Stored entries
--
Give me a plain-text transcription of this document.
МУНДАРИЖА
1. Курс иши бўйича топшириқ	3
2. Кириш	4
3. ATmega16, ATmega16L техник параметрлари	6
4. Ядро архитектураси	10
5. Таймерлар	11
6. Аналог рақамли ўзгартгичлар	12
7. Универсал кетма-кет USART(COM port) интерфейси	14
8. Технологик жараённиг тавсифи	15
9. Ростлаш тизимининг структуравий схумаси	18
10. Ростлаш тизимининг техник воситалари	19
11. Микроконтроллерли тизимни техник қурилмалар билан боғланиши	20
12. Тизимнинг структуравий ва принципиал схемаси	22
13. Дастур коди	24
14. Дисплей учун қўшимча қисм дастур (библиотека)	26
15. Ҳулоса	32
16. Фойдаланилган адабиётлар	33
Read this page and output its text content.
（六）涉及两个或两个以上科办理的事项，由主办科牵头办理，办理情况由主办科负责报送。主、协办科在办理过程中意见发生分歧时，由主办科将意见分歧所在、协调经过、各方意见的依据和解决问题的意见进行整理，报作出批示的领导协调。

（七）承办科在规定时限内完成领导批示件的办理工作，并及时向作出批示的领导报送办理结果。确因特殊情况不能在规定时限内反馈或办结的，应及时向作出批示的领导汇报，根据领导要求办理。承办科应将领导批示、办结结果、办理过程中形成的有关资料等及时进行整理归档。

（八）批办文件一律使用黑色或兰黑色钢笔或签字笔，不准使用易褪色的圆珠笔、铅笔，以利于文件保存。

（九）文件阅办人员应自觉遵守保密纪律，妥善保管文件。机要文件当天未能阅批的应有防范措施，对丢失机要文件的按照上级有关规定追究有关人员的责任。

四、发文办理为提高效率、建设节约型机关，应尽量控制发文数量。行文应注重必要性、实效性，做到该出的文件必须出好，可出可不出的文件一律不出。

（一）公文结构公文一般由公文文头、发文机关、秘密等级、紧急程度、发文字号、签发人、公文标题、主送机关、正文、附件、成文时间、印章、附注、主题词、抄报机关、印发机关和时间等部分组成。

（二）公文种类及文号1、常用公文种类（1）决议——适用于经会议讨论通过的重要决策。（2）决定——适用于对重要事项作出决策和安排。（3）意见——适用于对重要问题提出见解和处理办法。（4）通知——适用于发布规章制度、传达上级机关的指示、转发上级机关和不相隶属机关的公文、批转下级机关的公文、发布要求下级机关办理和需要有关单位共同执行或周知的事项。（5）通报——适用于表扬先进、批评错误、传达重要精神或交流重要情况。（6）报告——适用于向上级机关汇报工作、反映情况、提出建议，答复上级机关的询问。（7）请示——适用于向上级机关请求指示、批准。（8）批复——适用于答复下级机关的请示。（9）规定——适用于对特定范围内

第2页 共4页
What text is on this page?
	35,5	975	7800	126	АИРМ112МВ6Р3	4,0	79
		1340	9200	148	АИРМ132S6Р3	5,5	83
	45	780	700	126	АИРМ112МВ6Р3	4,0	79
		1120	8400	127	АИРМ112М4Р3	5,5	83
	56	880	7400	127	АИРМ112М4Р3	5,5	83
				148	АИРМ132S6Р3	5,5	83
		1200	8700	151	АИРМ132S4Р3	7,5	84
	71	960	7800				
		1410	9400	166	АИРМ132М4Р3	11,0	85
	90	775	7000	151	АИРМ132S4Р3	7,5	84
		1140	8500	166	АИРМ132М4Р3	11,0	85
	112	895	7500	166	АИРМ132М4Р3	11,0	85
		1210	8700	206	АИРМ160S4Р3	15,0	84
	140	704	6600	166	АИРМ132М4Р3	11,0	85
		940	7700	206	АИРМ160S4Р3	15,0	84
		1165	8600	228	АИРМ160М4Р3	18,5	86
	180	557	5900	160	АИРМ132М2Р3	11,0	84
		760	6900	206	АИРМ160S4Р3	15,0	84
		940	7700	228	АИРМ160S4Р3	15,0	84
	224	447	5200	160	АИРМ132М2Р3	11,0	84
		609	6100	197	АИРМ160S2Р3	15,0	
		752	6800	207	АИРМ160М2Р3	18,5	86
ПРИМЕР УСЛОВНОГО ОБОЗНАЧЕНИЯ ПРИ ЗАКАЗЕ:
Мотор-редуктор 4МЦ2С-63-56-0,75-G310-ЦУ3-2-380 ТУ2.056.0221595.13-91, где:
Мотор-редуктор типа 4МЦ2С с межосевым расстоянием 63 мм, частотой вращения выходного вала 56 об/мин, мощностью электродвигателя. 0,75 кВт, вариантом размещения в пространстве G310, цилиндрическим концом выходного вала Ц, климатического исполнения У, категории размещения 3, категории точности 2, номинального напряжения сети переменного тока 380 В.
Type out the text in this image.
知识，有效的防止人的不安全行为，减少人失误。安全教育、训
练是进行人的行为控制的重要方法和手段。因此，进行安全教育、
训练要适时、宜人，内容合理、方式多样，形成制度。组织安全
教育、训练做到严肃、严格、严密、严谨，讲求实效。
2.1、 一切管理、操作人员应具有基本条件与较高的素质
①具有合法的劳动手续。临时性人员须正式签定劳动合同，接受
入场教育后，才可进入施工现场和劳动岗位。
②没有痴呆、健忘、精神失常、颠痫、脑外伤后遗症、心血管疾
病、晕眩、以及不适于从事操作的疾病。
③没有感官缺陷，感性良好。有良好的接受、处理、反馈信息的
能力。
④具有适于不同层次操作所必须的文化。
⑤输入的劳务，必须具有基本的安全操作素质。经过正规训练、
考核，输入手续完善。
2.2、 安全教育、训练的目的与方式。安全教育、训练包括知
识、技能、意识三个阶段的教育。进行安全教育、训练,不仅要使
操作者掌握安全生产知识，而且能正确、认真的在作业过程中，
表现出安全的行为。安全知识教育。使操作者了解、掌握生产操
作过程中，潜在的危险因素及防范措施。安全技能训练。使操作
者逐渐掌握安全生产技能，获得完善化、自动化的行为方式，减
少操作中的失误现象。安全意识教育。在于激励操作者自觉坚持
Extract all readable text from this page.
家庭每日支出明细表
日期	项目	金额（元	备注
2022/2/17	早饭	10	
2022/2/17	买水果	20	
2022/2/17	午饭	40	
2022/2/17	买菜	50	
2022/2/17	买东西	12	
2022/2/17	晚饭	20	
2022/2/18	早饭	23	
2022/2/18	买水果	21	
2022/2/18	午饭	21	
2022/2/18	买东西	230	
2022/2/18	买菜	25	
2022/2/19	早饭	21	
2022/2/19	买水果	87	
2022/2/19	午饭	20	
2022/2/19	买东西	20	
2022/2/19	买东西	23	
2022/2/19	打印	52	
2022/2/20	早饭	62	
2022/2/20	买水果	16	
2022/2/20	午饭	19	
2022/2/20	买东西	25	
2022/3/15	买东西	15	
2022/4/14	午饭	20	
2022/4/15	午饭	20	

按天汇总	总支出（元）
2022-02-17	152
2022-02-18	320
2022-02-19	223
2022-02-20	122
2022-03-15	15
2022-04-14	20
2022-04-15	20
--
TASK STATEMENT — Repeat the records above exactly, leaving none out.

TASK OUTPUT —
Give me a plain-text transcription of this document.
МУНДАРИЖА
1. Курс иши бўйича топшириқ	3
2. Кириш	4
3. ATmega16, ATmega16L техник параметрлари	6
4. Ядро архитектураси	10
5. Таймерлар	11
6. Аналог рақамли ўзгартгичлар	12
7. Универсал кетма-кет USART(COM port) интерфейси	14
8. Технологик жараённиг тавсифи	15
9. Ростлаш тизимининг структуравий схумаси	18
10. Ростлаш тизимининг техник воситалари	19
11. Микроконтроллерли тизимни техник қурилмалар билан боғланиши	20
12. Тизимнинг структуравий ва принципиал схемаси	22
13. Дастур коди	24
14. Дисплей учун қўшимча қисм дастур (библиотека)	26
15. Ҳулоса	32
16. Фойдаланилган адабиётлар	33
Read this page and output its text content.
（六）涉及两个或两个以上科办理的事项，由主办科牵头办理，办理情况由主办科负责报送。主、协办科在办理过程中意见发生分歧时，由主办科将意见分歧所在、协调经过、各方意见的依据和解决问题的意见进行整理，报作出批示的领导协调。

（七）承办科在规定时限内完成领导批示件的办理工作，并及时向作出批示的领导报送办理结果。确因特殊情况不能在规定时限内反馈或办结的，应及时向作出批示的领导汇报，根据领导要求办理。承办科应将领导批示、办结结果、办理过程中形成的有关资料等及时进行整理归档。

（八）批办文件一律使用黑色或兰黑色钢笔或签字笔，不准使用易褪色的圆珠笔、铅笔，以利于文件保存。

（九）文件阅办人员应自觉遵守保密纪律，妥善保管文件。机要文件当天未能阅批的应有防范措施，对丢失机要文件的按照上级有关规定追究有关人员的责任。

四、发文办理为提高效率、建设节约型机关，应尽量控制发文数量。行文应注重必要性、实效性，做到该出的文件必须出好，可出可不出的文件一律不出。

（一）公文结构公文一般由公文文头、发文机关、秘密等级、紧急程度、发文字号、签发人、公文标题、主送机关、正文、附件、成文时间、印章、附注、主题词、抄报机关、印发机关和时间等部分组成。

（二）公文种类及文号1、常用公文种类（1）决议——适用于经会议讨论通过的重要决策。（2）决定——适用于对重要事项作出决策和安排。（3）意见——适用于对重要问题提出见解和处理办法。（4）通知——适用于发布规章制度、传达上级机关的指示、转发上级机关和不相隶属机关的公文、批转下级机关的公文、发布要求下级机关办理和需要有关单位共同执行或周知的事项。（5）通报——适用于表扬先进、批评错误、传达重要精神或交流重要情况。（6）报告——适用于向上级机关汇报工作、反映情况、提出建议，答复上级机关的询问。（7）请示——适用于向上级机关请求指示、批准。（8）批复——适用于答复下级机关的请示。（9）规定——适用于对特定范围内

第2页 共4页
What text is on this page?
	35,5	975	7800	126	АИРМ112МВ6Р3	4,0	79
		1340	9200	148	АИРМ132S6Р3	5,5	83
	45	780	700	126	АИРМ112МВ6Р3	4,0	79
		1120	8400	127	АИРМ112М4Р3	5,5	83
	56	880	7400	127	АИРМ112М4Р3	5,5	83
				148	АИРМ132S6Р3	5,5	83
		1200	8700	151	АИРМ132S4Р3	7,5	84
	71	960	7800				
		1410	9400	166	АИРМ132М4Р3	11,0	85
	90	775	7000	151	АИРМ132S4Р3	7,5	84
		1140	8500	166	АИРМ132М4Р3	11,0	85
	112	895	7500	166	АИРМ132М4Р3	11,0	85
		1210	8700	206	АИРМ160S4Р3	15,0	84
	140	704	6600	166	АИРМ132М4Р3	11,0	85
		940	7700	206	АИРМ160S4Р3	15,0	84
		1165	8600	228	АИРМ160М4Р3	18,5	86
	180	557	5900	160	АИРМ132М2Р3	11,0	84
		760	6900	206	АИРМ160S4Р3	15,0	84
		940	7700	228	АИРМ160S4Р3	15,0	84
	224	447	5200	160	АИРМ132М2Р3	11,0	84
		609	6100	197	АИРМ160S2Р3	15,0	
		752	6800	207	АИРМ160М2Р3	18,5	86
ПРИМЕР УСЛОВНОГО ОБОЗНАЧЕНИЯ ПРИ ЗАКАЗЕ:
Мотор-редуктор 4МЦ2С-63-56-0,75-G310-ЦУ3-2-380 ТУ2.056.0221595.13-91, где:
Мотор-редуктор типа 4МЦ2С с межосевым расстоянием 63 мм, частотой вращения выходного вала 56 об/мин, мощностью электродвигателя. 0,75 кВт, вариантом размещения в пространстве G310, цилиндрическим концом выходного вала Ц, климатического исполнения У, категории размещения 3, категории точности 2, номинального напряжения сети переменного тока 380 В.
Type out the text in this image.
知识，有效的防止人的不安全行为，减少人失误。安全教育、训
练是进行人的行为控制的重要方法和手段。因此，进行安全教育、
训练要适时、宜人，内容合理、方式多样，形成制度。组织安全
教育、训练做到严肃、严格、严密、严谨，讲求实效。
2.1、 一切管理、操作人员应具有基本条件与较高的素质
①具有合法的劳动手续。临时性人员须正式签定劳动合同，接受
入场教育后，才可进入施工现场和劳动岗位。
②没有痴呆、健忘、精神失常、颠痫、脑外伤后遗症、心血管疾
病、晕眩、以及不适于从事操作的疾病。
③没有感官缺陷，感性良好。有良好的接受、处理、反馈信息的
能力。
④具有适于不同层次操作所必须的文化。
⑤输入的劳务，必须具有基本的安全操作素质。经过正规训练、
考核，输入手续完善。
2.2、 安全教育、训练的目的与方式。安全教育、训练包括知
识、技能、意识三个阶段的教育。进行安全教育、训练,不仅要使
操作者掌握安全生产知识，而且能正确、认真的在作业过程中，
表现出安全的行为。安全知识教育。使操作者了解、掌握生产操
作过程中，潜在的危险因素及防范措施。安全技能训练。使操作
者逐渐掌握安全生产技能，获得完善化、自动化的行为方式，减
少操作中的失误现象。安全意识教育。在于激励操作者自觉坚持
Extract all readable text from this page.
家庭每日支出明细表
日期	项目	金额（元	备注
2022/2/17	早饭	10	
2022/2/17	买水果	20	
2022/2/17	午饭	40	
2022/2/17	买菜	50	
2022/2/17	买东西	12	
2022/2/17	晚饭	20	
2022/2/18	早饭	23	
2022/2/18	买水果	21	
2022/2/18	午饭	21	
2022/2/18	买东西	230	
2022/2/18	买菜	25	
2022/2/19	早饭	21	
2022/2/19	买水果	87	
2022/2/19	午饭	20	
2022/2/19	买东西	20	
2022/2/19	买东西	23	
2022/2/19	打印	52	
2022/2/20	早饭	62	
2022/2/20	买水果	16	
2022/2/20	午饭	19	
2022/2/20	买东西	25	
2022/3/15	买东西	15	
2022/4/14	午饭	20	
2022/4/15	午饭	20	

按天汇总	总支出（元）
2022-02-17	152
2022-02-18	320
2022-02-19	223
2022-02-20	122
2022-03-15	15
2022-04-14	20
2022-04-15	20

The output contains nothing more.